[Begin]

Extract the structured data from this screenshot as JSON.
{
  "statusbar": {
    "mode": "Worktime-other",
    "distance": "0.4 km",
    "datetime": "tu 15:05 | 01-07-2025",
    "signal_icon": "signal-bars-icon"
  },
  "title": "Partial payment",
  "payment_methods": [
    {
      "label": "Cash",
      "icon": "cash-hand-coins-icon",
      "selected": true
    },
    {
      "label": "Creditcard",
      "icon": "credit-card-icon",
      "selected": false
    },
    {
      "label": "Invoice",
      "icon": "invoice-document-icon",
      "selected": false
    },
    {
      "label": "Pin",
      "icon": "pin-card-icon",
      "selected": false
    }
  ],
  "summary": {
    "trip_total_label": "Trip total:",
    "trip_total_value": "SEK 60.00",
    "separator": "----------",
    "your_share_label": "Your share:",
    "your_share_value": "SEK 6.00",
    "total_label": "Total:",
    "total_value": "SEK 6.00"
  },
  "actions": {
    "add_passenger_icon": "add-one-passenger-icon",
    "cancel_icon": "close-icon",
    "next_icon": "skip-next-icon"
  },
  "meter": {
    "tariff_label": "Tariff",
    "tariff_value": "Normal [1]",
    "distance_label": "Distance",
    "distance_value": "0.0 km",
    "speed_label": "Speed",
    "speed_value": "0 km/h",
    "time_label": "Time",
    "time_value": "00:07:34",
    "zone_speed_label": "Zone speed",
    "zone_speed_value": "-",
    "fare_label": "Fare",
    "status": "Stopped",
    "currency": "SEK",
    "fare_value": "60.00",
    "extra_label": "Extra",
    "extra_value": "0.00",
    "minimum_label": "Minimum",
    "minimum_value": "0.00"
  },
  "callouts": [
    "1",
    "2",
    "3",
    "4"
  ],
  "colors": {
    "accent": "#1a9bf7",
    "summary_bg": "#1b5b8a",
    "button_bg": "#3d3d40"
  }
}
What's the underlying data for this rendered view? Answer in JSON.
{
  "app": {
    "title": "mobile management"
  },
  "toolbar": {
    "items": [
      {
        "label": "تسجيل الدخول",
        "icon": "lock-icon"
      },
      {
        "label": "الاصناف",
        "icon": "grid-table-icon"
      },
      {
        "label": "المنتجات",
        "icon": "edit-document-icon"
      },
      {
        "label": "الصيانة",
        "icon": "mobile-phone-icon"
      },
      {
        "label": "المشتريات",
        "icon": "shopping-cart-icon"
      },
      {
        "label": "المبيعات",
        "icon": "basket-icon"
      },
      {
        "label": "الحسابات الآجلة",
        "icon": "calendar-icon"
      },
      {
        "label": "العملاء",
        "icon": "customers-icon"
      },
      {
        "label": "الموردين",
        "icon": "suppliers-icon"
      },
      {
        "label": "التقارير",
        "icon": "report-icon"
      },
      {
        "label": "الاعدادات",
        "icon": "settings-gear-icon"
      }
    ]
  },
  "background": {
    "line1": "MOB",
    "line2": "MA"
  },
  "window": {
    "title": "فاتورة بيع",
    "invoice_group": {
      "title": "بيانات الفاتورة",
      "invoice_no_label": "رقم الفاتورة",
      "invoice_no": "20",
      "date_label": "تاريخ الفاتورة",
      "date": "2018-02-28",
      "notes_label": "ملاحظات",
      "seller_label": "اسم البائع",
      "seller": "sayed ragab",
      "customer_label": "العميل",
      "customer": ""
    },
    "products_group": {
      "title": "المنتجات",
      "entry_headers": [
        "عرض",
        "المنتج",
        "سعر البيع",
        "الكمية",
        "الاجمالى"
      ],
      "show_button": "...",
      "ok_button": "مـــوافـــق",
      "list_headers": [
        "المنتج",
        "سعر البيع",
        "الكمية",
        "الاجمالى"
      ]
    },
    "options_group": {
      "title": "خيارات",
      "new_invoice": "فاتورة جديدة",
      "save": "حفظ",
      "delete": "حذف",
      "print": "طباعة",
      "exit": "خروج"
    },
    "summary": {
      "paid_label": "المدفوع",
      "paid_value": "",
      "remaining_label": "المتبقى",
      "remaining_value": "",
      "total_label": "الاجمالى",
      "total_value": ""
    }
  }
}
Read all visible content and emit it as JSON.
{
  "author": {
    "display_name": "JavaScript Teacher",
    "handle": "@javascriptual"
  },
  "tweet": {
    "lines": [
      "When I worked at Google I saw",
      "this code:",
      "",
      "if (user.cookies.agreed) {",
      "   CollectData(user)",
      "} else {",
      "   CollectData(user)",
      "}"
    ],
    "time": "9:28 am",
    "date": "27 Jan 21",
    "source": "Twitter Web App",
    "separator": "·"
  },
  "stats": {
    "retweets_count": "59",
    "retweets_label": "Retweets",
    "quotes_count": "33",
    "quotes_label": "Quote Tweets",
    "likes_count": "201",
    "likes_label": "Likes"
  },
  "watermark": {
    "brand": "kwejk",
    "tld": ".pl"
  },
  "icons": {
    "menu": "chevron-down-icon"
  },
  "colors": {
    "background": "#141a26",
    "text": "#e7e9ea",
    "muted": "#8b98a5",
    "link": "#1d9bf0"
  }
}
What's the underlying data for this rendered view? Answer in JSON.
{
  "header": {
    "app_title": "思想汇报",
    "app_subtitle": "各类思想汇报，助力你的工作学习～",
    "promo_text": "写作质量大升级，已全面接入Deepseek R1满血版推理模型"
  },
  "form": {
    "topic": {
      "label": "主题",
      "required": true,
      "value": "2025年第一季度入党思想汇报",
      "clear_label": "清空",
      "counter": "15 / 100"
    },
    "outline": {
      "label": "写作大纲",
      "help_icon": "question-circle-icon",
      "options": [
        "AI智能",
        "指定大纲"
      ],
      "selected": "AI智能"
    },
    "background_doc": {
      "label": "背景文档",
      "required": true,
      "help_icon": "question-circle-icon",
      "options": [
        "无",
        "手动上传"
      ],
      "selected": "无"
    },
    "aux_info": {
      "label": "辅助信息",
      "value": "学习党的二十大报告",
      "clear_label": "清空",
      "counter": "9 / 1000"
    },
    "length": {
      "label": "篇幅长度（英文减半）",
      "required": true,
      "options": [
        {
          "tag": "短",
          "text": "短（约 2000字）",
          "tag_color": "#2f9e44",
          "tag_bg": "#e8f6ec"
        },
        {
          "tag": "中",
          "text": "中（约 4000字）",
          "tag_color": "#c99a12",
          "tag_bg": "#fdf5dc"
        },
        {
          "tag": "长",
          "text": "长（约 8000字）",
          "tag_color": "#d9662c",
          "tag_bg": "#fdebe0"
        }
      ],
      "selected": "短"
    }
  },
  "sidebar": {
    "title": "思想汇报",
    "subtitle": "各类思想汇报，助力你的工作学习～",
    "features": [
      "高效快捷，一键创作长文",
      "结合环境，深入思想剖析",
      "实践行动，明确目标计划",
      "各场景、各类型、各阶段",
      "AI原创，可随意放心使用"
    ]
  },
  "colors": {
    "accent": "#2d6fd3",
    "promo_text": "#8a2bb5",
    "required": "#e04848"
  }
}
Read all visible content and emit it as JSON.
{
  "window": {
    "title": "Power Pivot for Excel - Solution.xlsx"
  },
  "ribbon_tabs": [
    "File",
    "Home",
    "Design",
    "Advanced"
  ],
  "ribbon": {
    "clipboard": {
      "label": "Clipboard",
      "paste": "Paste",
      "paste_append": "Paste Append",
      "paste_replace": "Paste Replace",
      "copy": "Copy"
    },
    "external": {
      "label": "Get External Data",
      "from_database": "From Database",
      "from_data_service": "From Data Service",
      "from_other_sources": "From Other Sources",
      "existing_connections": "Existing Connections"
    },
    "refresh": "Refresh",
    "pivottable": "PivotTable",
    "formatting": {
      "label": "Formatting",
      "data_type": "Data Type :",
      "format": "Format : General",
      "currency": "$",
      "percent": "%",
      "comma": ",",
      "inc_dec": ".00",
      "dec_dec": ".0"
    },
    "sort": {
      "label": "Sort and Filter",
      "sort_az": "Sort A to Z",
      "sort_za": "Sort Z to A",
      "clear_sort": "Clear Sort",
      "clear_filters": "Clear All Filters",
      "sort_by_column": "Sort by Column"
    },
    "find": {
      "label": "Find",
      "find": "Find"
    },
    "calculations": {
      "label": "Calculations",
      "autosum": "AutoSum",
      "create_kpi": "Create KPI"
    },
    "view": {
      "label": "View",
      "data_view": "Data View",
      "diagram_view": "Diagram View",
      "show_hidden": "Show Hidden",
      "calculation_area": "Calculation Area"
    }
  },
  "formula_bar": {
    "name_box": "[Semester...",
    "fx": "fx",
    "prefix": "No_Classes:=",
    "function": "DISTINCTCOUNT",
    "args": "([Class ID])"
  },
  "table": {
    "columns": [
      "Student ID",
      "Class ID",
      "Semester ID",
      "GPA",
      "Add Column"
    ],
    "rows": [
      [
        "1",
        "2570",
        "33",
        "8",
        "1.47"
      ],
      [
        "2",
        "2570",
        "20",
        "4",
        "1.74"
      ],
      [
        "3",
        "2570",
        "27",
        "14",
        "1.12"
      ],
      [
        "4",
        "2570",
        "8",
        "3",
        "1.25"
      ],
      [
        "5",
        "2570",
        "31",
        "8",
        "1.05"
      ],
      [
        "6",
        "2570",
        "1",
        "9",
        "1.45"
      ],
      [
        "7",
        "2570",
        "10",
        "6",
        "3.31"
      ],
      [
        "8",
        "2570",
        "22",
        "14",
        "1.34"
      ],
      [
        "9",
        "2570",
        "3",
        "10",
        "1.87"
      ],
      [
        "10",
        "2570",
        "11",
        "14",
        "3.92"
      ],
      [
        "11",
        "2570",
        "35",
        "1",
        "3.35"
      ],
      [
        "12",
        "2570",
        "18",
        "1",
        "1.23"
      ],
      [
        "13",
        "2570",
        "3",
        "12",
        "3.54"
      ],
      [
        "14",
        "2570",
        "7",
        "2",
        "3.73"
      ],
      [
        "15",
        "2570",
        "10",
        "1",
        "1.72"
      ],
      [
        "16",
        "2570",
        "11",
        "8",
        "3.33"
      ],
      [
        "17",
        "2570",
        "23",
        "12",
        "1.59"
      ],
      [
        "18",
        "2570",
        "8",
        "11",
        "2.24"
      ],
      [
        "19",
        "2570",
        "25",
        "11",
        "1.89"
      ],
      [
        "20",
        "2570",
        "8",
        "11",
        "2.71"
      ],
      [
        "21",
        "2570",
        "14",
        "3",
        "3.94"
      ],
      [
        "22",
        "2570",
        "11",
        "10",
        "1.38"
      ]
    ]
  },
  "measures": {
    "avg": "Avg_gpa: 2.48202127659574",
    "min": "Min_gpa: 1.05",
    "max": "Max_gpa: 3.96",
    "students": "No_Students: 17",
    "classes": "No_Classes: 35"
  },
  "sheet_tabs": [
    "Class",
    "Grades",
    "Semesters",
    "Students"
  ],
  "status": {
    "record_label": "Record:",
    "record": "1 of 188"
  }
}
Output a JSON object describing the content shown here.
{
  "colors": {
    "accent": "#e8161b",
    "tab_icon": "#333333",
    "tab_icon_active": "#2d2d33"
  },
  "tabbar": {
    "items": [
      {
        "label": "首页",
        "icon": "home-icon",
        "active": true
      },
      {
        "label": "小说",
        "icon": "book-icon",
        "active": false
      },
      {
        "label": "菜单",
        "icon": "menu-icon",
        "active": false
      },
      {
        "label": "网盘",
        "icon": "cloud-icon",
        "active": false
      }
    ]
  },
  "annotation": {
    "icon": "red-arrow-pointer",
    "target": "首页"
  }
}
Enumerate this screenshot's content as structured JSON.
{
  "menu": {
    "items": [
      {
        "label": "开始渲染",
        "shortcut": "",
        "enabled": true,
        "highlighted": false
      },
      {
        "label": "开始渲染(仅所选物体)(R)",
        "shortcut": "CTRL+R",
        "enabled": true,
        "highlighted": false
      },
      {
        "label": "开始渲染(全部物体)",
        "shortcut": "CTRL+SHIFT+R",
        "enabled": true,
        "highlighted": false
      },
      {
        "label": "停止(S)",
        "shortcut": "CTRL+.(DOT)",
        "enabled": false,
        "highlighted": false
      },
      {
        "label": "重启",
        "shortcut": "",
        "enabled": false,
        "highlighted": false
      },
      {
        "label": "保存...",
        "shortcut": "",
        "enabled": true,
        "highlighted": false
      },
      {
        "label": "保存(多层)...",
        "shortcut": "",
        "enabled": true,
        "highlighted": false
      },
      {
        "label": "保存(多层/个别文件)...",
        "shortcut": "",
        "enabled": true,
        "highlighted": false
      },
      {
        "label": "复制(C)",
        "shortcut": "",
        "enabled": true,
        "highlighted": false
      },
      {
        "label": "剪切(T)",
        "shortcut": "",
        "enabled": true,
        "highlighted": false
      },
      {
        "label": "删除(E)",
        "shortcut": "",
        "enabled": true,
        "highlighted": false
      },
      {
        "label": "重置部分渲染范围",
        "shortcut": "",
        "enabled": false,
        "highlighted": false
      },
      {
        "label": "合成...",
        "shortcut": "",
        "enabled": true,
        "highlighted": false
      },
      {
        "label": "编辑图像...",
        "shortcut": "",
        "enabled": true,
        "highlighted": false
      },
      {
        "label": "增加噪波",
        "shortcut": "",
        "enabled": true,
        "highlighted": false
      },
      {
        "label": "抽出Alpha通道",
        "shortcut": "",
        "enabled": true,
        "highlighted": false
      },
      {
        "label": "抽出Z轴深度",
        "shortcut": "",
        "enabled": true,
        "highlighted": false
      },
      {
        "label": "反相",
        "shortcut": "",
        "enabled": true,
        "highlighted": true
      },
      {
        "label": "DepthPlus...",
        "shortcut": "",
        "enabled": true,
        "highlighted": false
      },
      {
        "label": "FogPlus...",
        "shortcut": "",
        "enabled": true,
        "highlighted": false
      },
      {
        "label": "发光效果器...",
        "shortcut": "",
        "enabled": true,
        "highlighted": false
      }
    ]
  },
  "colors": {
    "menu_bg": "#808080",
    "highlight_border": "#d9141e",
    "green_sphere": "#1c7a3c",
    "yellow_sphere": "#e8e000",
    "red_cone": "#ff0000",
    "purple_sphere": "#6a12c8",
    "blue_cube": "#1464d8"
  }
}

[End]

Exercise directions:
Copy out every line in the entries above that holds "content".

Output:
Read all visible content and emit it as JSON.
Read all visible content and emit it as JSON.
Output a JSON object describing the content shown here.
Enumerate this screenshot's content as structured JSON.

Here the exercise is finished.